> [TASK REQUIREMENTS]:
Go through the material below and copy all lines with "Residuals".

Start of TASK MATERIAL

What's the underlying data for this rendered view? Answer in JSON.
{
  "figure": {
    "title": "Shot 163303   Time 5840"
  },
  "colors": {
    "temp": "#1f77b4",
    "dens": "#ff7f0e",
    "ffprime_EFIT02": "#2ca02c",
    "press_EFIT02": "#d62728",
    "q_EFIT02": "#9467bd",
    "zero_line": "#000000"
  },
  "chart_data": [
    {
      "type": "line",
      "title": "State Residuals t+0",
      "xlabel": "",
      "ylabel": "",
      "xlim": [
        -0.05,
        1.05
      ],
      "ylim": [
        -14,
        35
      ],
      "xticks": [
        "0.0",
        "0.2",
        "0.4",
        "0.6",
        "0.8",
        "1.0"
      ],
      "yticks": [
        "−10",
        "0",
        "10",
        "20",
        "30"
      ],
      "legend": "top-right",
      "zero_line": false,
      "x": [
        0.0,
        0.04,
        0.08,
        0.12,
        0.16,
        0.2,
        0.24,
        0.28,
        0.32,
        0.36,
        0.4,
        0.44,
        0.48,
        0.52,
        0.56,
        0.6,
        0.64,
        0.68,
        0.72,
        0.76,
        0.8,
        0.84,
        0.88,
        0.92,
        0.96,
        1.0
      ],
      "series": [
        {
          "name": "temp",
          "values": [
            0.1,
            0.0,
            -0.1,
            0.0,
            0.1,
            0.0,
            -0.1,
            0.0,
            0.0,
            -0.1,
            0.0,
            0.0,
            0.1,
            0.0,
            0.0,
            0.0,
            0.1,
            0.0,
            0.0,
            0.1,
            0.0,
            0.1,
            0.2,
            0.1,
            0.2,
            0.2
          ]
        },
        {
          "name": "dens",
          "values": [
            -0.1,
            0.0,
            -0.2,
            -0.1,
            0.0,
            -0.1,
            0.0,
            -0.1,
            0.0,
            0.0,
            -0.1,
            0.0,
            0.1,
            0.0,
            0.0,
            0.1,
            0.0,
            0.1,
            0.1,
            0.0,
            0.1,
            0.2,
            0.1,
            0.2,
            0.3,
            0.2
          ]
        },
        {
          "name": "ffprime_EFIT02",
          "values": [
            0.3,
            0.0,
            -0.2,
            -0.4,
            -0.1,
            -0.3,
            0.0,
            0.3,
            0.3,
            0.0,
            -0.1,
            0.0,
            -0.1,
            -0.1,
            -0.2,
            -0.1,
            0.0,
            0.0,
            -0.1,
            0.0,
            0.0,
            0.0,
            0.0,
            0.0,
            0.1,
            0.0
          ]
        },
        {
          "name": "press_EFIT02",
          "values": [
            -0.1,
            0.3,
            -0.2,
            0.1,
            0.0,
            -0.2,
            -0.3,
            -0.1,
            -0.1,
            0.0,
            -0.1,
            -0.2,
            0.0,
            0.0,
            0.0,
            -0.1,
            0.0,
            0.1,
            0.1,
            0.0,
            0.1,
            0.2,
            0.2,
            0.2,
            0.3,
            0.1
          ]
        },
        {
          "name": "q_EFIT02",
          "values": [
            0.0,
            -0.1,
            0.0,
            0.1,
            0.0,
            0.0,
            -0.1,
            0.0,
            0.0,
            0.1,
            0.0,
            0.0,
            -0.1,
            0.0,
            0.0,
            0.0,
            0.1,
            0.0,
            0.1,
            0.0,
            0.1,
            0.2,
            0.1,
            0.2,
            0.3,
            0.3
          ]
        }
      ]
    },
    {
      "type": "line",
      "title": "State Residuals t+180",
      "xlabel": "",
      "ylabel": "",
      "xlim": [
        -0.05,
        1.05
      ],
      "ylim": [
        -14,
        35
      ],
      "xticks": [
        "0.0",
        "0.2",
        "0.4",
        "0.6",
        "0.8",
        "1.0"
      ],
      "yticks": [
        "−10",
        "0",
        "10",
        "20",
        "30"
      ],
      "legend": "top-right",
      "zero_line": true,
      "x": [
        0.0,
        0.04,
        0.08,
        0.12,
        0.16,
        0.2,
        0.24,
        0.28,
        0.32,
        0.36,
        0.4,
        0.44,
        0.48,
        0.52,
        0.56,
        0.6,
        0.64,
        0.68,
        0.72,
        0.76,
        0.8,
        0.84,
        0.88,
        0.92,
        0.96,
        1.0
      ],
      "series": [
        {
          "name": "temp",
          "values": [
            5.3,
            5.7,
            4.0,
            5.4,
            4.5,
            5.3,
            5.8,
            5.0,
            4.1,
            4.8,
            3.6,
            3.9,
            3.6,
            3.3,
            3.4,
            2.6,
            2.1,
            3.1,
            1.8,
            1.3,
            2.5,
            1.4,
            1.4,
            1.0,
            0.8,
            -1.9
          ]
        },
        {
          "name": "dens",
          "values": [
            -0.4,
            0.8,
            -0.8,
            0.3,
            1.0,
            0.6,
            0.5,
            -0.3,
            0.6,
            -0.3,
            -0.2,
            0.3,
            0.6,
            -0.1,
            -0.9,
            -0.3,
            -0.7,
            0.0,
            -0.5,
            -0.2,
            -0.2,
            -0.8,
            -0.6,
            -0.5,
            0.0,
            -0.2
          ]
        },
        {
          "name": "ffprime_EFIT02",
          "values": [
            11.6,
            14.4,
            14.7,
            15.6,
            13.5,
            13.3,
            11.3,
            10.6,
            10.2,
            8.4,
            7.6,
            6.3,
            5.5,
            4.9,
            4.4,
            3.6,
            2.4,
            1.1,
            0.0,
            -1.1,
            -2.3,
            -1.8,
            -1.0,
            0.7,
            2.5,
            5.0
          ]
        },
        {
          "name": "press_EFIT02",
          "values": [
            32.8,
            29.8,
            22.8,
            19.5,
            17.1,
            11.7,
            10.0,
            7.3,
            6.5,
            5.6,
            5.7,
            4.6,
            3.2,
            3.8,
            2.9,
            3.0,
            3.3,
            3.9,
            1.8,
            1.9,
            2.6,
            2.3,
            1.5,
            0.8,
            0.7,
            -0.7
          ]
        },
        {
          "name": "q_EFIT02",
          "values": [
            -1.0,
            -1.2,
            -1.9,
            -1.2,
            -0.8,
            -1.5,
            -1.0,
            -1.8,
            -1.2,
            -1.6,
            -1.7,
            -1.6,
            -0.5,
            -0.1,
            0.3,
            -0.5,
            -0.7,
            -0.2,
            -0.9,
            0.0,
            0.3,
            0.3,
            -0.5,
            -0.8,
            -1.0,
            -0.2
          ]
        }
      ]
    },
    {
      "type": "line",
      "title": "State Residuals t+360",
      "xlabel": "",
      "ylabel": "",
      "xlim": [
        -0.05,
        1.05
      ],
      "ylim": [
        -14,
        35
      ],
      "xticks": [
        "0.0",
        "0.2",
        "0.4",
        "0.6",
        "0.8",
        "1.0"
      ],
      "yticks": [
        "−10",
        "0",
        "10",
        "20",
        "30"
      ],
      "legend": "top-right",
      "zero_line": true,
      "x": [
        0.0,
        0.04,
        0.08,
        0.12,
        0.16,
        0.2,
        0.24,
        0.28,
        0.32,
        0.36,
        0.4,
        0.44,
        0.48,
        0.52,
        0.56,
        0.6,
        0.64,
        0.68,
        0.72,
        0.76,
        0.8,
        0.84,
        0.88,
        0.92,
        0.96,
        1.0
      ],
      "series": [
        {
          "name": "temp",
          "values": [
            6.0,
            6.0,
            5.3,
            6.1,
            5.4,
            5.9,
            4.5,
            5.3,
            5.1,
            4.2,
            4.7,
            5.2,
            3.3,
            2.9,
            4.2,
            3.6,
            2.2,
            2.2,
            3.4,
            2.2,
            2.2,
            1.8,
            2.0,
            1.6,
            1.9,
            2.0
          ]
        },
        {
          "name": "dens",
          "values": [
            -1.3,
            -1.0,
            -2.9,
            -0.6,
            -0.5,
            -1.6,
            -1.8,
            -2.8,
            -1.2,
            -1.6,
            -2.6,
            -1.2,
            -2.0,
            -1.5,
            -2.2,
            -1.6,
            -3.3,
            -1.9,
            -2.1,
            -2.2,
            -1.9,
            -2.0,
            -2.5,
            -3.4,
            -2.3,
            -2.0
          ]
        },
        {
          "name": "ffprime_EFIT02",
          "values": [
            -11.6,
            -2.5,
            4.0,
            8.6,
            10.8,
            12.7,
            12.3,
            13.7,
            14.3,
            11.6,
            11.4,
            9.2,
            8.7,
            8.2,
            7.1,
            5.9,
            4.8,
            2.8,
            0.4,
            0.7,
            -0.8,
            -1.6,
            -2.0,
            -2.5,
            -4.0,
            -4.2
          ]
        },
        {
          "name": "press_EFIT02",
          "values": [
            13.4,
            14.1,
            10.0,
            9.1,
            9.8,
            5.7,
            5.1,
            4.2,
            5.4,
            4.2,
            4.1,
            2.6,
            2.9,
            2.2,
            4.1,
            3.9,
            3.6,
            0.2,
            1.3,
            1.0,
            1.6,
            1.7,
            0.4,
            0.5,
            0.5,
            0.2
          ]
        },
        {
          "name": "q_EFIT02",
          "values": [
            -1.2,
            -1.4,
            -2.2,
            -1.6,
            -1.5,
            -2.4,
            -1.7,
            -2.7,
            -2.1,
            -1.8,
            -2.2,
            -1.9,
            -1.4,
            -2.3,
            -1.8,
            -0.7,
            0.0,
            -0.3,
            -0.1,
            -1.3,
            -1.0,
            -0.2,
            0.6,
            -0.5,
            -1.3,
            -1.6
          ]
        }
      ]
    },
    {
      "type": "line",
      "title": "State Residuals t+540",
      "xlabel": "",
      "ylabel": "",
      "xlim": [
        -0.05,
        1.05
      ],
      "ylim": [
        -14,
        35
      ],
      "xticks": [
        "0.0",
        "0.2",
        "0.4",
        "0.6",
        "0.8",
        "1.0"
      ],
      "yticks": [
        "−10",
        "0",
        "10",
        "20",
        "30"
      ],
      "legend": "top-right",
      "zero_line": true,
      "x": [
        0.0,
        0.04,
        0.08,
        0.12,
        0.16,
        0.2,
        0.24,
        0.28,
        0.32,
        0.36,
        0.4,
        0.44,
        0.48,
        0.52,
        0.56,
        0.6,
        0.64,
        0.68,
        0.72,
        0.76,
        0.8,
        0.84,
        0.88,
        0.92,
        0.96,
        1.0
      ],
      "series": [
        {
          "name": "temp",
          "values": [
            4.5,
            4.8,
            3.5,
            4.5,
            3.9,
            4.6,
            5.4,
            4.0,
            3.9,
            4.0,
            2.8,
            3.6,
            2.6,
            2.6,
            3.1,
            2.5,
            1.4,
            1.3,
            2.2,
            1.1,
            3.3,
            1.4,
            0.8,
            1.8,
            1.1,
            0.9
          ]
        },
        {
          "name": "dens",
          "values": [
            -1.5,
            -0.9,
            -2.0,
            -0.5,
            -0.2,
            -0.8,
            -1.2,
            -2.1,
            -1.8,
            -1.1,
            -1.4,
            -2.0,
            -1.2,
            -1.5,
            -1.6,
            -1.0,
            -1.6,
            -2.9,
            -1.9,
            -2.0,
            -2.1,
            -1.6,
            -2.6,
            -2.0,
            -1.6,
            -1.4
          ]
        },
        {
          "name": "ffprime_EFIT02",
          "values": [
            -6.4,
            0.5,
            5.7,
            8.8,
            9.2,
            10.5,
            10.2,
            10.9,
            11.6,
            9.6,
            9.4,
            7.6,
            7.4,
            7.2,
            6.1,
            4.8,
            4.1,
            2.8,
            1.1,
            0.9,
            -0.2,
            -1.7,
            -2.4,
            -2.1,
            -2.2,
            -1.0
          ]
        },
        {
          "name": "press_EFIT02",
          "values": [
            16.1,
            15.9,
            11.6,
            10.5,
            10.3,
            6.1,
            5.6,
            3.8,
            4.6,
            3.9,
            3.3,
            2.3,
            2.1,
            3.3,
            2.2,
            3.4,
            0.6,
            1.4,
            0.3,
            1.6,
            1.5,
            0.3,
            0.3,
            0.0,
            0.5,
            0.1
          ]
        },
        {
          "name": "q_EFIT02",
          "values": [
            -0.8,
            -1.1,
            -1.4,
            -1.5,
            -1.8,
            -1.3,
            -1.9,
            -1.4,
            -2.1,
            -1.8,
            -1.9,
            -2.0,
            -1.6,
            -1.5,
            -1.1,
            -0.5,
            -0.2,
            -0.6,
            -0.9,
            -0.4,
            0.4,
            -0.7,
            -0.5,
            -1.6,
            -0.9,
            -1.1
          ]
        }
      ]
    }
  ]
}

End of TASK MATERIAL

> [WRITTEN SOLUTION]:
      "title": "State Residuals t+0",
      "title": "State Residuals t+180",
      "title": "State Residuals t+360",
      "title": "State Residuals t+540",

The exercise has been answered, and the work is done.